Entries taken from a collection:

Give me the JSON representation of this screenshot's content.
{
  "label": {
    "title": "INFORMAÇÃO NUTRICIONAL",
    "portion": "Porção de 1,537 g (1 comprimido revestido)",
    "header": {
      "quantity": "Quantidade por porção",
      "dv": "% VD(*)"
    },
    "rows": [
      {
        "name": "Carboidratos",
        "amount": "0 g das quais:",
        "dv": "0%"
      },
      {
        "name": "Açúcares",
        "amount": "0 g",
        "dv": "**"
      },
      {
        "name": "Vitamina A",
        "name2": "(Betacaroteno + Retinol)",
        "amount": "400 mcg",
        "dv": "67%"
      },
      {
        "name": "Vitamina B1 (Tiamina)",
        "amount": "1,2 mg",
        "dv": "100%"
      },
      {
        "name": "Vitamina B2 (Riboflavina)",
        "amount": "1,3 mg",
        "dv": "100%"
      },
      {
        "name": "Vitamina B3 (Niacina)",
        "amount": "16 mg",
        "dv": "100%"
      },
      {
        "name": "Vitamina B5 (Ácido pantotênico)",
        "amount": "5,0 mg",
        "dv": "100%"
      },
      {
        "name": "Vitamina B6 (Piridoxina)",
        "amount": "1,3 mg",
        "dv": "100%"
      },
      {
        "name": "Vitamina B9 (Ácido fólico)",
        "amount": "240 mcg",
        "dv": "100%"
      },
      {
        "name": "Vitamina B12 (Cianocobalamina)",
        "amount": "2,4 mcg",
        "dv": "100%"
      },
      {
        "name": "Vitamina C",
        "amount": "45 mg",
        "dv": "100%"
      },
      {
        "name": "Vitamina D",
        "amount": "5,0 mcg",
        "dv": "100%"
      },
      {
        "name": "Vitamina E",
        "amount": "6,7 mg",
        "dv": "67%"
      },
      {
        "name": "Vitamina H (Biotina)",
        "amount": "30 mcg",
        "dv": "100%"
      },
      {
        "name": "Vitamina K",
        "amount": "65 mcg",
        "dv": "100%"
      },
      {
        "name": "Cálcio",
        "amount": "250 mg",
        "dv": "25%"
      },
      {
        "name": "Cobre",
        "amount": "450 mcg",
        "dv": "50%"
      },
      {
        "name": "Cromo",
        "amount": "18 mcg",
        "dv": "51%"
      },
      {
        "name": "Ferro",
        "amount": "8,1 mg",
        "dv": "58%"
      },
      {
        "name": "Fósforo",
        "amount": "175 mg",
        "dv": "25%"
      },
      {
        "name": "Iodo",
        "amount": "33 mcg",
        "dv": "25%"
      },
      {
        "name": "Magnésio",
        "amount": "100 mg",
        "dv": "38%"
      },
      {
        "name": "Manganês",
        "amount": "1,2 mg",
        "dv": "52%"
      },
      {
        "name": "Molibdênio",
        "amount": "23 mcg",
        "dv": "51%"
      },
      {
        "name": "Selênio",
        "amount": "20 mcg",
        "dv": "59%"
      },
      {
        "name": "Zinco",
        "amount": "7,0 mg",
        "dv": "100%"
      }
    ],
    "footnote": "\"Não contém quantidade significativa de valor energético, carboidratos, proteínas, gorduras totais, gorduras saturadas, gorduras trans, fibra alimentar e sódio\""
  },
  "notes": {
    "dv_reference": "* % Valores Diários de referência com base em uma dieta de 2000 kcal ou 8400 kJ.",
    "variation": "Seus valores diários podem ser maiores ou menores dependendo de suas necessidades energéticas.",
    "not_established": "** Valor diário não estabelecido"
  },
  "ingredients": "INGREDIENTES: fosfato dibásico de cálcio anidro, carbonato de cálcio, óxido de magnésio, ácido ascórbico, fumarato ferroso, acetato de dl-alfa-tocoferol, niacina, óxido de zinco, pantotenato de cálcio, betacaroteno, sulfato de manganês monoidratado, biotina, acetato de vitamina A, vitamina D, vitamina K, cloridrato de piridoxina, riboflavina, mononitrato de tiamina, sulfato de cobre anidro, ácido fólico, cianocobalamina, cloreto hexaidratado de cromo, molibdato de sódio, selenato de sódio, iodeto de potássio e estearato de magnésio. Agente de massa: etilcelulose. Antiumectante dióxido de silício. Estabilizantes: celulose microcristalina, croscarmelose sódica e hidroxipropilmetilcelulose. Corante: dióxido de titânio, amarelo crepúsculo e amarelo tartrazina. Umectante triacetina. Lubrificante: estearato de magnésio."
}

• _WHAT YOU SHOULD DO_: Using the entries above, return each line that includes the word "sódio".

• _FINAL ANSWER_:
    "footnote": "\"Não contém quantidade significativa de valor energético, carboidratos, proteínas, gorduras totais, gorduras saturadas, gorduras trans, fibra alimentar e sódio\""
  "ingredients": "INGREDIENTES: fosfato dibásico de cálcio anidro, carbonato de cálcio, óxido de magnésio, ácido ascórbico, fumarato ferroso, acetato de dl-alfa-tocoferol, niacina, óxido de zinco, pantotenato de cálcio, betacaroteno, sulfato de manganês monoidratado, biotina, acetato de vitamina A, vitamina D, vitamina K, cloridrato de piridoxina, riboflavina, mononitrato de tiamina, sulfato de cobre anidro, ácido fólico, cianocobalamina, cloreto hexaidratado de cromo, molibdato de sódio, selenato de sódio, iodeto de potássio e estearato de magnésio. Agente de massa: etilcelulose. Antiumectante dióxido de silício. Estabilizantes: celulose microcristalina, croscarmelose sódica e hidroxipropilmetilcelulose. Corante: dióxido de titânio, amarelo crepúsculo e amarelo tartrazina. Umectante triacetina. Lubrificante: estearato de magnésio."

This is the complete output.